Records from a collection

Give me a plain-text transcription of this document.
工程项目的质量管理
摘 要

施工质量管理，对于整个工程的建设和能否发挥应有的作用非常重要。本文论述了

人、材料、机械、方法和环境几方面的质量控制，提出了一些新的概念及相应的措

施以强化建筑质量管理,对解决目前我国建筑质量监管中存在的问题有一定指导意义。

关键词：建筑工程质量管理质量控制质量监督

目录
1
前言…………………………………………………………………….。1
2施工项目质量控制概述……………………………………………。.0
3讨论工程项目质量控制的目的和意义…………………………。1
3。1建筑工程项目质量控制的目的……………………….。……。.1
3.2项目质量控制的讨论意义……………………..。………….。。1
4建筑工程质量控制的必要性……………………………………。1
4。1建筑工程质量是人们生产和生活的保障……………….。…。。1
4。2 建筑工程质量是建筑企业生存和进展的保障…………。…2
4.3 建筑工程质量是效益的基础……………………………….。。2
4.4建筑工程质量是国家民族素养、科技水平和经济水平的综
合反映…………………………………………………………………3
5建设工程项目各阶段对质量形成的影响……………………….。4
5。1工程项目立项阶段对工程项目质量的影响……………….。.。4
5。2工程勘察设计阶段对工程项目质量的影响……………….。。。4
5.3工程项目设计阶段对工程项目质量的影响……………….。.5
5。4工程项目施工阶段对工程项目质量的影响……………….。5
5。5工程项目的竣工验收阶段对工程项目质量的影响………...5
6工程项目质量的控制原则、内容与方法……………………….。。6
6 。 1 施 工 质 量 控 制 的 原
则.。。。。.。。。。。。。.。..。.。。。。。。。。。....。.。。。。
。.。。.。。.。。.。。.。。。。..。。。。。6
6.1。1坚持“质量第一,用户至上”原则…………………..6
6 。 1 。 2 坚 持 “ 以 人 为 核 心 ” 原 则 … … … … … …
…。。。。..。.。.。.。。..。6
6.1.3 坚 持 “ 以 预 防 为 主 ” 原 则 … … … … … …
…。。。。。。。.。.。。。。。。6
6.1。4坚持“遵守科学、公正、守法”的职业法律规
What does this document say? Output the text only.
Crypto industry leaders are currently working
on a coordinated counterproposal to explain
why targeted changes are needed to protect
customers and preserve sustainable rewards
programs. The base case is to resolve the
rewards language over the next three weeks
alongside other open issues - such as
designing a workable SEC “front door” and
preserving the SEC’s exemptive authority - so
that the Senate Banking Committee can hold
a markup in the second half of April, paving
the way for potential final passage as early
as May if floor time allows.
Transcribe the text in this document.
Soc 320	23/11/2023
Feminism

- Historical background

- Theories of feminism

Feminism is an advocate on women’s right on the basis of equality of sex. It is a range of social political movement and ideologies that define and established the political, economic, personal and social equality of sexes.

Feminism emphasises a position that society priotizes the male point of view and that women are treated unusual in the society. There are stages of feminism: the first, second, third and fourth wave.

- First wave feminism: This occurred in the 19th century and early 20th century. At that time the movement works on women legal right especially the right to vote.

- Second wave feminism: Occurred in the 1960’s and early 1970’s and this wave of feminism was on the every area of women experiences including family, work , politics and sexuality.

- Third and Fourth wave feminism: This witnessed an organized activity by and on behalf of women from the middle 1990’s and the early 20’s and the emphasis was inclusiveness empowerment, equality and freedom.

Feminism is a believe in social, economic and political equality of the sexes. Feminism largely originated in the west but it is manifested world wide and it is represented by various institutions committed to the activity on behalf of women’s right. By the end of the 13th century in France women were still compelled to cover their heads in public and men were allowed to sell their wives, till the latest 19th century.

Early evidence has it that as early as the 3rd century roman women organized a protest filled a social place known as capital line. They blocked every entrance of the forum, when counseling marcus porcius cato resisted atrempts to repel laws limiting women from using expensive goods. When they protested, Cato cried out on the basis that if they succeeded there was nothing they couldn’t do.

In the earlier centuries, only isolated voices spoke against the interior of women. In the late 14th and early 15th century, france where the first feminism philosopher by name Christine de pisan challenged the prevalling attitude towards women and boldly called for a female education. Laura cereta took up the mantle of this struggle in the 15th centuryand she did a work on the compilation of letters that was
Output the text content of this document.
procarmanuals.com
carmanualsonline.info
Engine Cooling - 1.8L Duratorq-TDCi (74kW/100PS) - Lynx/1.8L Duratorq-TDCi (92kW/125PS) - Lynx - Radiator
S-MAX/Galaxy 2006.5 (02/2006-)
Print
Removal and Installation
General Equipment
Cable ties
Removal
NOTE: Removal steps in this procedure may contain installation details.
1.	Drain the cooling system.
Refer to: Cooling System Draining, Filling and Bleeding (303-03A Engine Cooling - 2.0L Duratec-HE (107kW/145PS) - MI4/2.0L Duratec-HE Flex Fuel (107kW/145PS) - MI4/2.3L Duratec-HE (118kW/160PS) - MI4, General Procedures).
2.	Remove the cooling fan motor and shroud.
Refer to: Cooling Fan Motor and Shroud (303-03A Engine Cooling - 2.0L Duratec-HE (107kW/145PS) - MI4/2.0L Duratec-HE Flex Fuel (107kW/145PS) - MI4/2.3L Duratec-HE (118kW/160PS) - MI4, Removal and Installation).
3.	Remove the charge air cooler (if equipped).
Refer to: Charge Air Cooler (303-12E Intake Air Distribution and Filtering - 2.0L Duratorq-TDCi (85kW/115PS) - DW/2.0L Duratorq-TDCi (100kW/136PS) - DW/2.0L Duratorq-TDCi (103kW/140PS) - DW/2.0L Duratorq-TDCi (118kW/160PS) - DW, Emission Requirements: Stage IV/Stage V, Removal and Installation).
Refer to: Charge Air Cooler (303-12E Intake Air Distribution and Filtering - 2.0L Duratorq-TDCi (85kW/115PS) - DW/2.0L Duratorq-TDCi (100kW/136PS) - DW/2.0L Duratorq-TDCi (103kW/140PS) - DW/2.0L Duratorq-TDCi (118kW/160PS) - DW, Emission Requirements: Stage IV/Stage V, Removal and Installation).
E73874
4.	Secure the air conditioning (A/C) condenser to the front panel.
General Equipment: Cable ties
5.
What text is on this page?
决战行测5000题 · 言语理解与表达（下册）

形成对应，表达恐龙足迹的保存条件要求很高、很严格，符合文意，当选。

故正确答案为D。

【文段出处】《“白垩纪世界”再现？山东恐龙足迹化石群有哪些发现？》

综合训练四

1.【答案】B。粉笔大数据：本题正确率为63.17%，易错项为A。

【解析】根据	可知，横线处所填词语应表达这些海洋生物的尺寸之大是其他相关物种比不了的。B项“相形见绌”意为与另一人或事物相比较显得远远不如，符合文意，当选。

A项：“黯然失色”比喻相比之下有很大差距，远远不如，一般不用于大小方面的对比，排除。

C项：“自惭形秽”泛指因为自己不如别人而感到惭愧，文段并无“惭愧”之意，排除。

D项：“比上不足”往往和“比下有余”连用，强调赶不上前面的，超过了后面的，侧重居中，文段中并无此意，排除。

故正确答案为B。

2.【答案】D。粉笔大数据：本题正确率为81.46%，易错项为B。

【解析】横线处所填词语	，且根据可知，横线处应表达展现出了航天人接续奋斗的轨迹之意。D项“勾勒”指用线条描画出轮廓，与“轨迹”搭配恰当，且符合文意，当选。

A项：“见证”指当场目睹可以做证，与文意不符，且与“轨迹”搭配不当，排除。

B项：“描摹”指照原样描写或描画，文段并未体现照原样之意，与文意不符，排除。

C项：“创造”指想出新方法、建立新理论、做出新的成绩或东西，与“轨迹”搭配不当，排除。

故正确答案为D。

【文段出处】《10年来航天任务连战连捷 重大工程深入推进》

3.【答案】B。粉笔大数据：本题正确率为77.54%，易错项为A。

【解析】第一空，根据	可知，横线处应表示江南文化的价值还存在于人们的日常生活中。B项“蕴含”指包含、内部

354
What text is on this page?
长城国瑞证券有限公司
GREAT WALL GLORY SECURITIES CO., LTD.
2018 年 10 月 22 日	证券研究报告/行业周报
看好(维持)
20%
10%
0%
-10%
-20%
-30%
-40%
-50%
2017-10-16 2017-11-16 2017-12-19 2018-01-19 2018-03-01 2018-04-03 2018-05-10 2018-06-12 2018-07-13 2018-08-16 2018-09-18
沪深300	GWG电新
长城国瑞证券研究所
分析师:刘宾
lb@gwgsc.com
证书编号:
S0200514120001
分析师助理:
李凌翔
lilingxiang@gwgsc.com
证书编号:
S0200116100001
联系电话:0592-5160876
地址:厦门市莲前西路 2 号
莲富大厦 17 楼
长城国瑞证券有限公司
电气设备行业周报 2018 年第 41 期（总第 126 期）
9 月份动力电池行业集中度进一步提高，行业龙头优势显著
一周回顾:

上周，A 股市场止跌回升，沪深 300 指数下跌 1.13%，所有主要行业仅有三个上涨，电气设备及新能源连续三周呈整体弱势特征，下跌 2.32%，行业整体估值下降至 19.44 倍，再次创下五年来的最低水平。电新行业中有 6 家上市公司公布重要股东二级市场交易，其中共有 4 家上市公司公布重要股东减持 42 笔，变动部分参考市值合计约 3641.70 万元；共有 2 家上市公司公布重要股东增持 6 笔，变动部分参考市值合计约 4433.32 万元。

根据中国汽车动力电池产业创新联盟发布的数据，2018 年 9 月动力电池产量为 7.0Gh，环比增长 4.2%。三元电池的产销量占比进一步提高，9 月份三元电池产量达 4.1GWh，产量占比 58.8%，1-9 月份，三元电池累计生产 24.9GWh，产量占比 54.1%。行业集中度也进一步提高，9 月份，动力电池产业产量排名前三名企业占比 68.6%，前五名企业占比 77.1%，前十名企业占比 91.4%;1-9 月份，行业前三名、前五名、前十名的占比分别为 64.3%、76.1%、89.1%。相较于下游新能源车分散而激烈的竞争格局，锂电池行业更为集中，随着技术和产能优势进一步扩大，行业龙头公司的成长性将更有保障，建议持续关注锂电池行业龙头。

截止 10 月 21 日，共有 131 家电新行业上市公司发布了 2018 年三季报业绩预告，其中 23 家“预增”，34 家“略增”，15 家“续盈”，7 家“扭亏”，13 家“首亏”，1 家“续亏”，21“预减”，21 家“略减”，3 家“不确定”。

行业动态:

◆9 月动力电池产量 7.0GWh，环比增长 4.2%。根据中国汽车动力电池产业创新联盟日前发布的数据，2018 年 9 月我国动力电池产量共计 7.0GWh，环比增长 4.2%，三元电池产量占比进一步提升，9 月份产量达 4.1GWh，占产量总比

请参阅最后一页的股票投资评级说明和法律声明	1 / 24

*PROBLEM TO WORK ON:* Gather all the lines that include the word "economic" and copy them out.

*WRITTEN RESPONSE:*
Feminism is an advocate on women’s right on the basis of equality of sex. It is a range of social political movement and ideologies that define and established the political, economic, personal and social equality of sexes.
Feminism is a believe in social, economic and political equality of the sexes. Feminism largely originated in the west but it is manifested world wide and it is represented by various institutions committed to the activity on behalf of women’s right. By the end of the 13th century in France women were still compelled to cover their heads in public and men were allowed to sell their wives, till the latest 19th century.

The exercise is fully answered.